## Exercise details
Keep the wording of each record exactly the same when you repeat it, and leave out pictures.

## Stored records
◇ ◇ ◇ ◇ ◇ ◇ ◇
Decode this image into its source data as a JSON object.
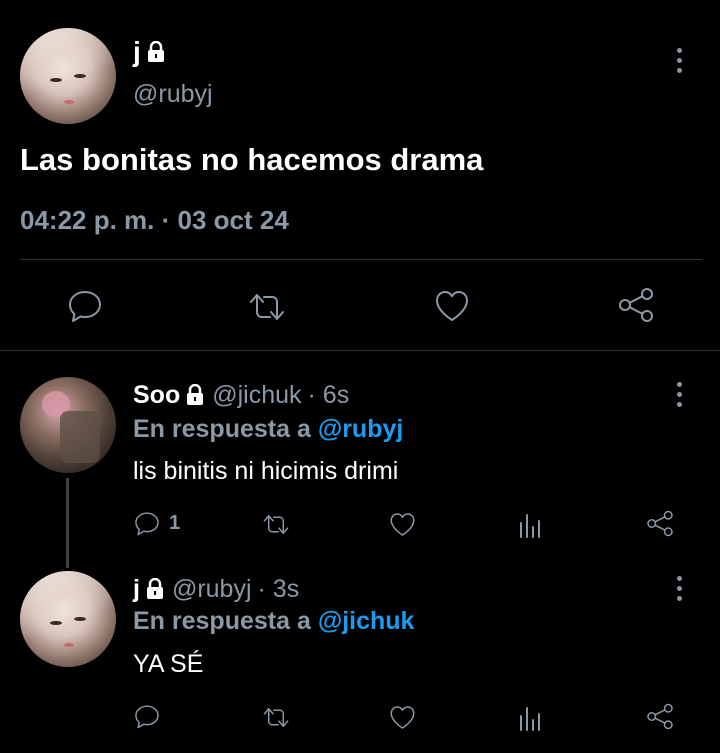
{
  "main_tweet": {
    "display_name": "j",
    "handle": "@rubyj",
    "text": "Las bonitas no hacemos drama",
    "timestamp": "04:22 p. m. · 03 oct 24"
  },
  "replies": [
    {
      "display_name": "Soo",
      "handle": "@jichuk",
      "time": "· 6s",
      "reply_prefix": "En respuesta a",
      "reply_to": "@rubyj",
      "text": "lis binitis ni hicimis drimi",
      "reply_count": "1"
    },
    {
      "display_name": "j",
      "handle": "@rubyj",
      "time": "· 3s",
      "reply_prefix": "En respuesta a",
      "reply_to": "@jichuk",
      "text": "YA SÉ",
      "reply_count": ""
    }
  ],
  "colors": {
    "background": "#000000",
    "text": "#ffffff",
    "muted": "#8b98a5",
    "link": "#1d9bf0",
    "divider": "#2f3336"
  }
}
◇ ◇ ◇ ◇ ◇ ◇ ◇
## Solution for this problem
Decode this image into its source data as a JSON object.
{
  "main_tweet": {
    "display_name": "j",
    "handle": "@rubyj",
    "text": "Las bonitas no hacemos drama",
    "timestamp": "04:22 p. m. · 03 oct 24"
  },
  "replies": [
    {
      "display_name": "Soo",
      "handle": "@jichuk",
      "time": "· 6s",
      "reply_prefix": "En respuesta a",
      "reply_to": "@rubyj",
      "text": "lis binitis ni hicimis drimi",
      "reply_count": "1"
    },
    {
      "display_name": "j",
      "handle": "@rubyj",
      "time": "· 3s",
      "reply_prefix": "En respuesta a",
      "reply_to": "@jichuk",
      "text": "YA SÉ",
      "reply_count": ""
    }
  ],
  "colors": {
    "background": "#000000",
    "text": "#ffffff",
    "muted": "#8b98a5",
    "link": "#1d9bf0",
    "divider": "#2f3336"
  }
}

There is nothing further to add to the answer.